# START OF INPUT DATA

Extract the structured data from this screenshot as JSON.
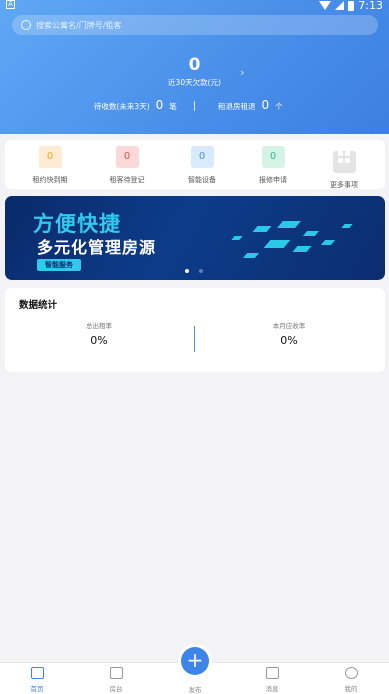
{
  "status_bar": {
    "time": "7:13",
    "left_icon": "A"
  },
  "search": {
    "placeholder": "搜索公寓名/门牌号/租客"
  },
  "arrears": {
    "value": "0",
    "label": "近30天欠款(元)"
  },
  "stats_row": {
    "pending_label": "待收数(未来3天)",
    "pending_value": "0",
    "pending_unit": "笔",
    "expiring_label": "租退房租退",
    "expiring_value": "0",
    "expiring_unit": "个"
  },
  "quick_menu": [
    {
      "label": "租约快到期",
      "value": "0",
      "icon": "count-badge-icon",
      "color": "#f5a623"
    },
    {
      "label": "租客待登记",
      "value": "0",
      "icon": "count-badge-icon",
      "color": "#e55353"
    },
    {
      "label": "智能设备",
      "value": "0",
      "icon": "count-badge-icon",
      "color": "#4a90ea"
    },
    {
      "label": "报修申请",
      "value": "0",
      "icon": "count-badge-icon",
      "color": "#2bbf8a"
    },
    {
      "label": "更多事项",
      "icon": "grid-icon",
      "color": "#c9c9c9"
    }
  ],
  "banner": {
    "title1": "方便快捷",
    "title2": "多元化管理房源",
    "tag": "智能服务"
  },
  "data_stats": {
    "title": "数据统计",
    "left_label": "总出租率",
    "left_value": "0%",
    "right_label": "本月应收率",
    "right_value": "0%"
  },
  "tabbar": {
    "home": "首页",
    "houses": "房台",
    "publish": "发布",
    "messages": "消息",
    "mine": "我的",
    "accent": "#3d85e6"
  }
}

# END OF INPUT DATA

Transcribe every entry word for word, but skip the pictures.

• SOLUTION TO THIS EXERCISE:
Extract the structured data from this screenshot as JSON.
{
  "status_bar": {
    "time": "7:13",
    "left_icon": "A"
  },
  "search": {
    "placeholder": "搜索公寓名/门牌号/租客"
  },
  "arrears": {
    "value": "0",
    "label": "近30天欠款(元)"
  },
  "stats_row": {
    "pending_label": "待收数(未来3天)",
    "pending_value": "0",
    "pending_unit": "笔",
    "expiring_label": "租退房租退",
    "expiring_value": "0",
    "expiring_unit": "个"
  },
  "quick_menu": [
    {
      "label": "租约快到期",
      "value": "0",
      "icon": "count-badge-icon",
      "color": "#f5a623"
    },
    {
      "label": "租客待登记",
      "value": "0",
      "icon": "count-badge-icon",
      "color": "#e55353"
    },
    {
      "label": "智能设备",
      "value": "0",
      "icon": "count-badge-icon",
      "color": "#4a90ea"
    },
    {
      "label": "报修申请",
      "value": "0",
      "icon": "count-badge-icon",
      "color": "#2bbf8a"
    },
    {
      "label": "更多事项",
      "icon": "grid-icon",
      "color": "#c9c9c9"
    }
  ],
  "banner": {
    "title1": "方便快捷",
    "title2": "多元化管理房源",
    "tag": "智能服务"
  },
  "data_stats": {
    "title": "数据统计",
    "left_label": "总出租率",
    "left_value": "0%",
    "right_label": "本月应收率",
    "right_value": "0%"
  },
  "tabbar": {
    "home": "首页",
    "houses": "房台",
    "publish": "发布",
    "messages": "消息",
    "mine": "我的",
    "accent": "#3d85e6"
  }
}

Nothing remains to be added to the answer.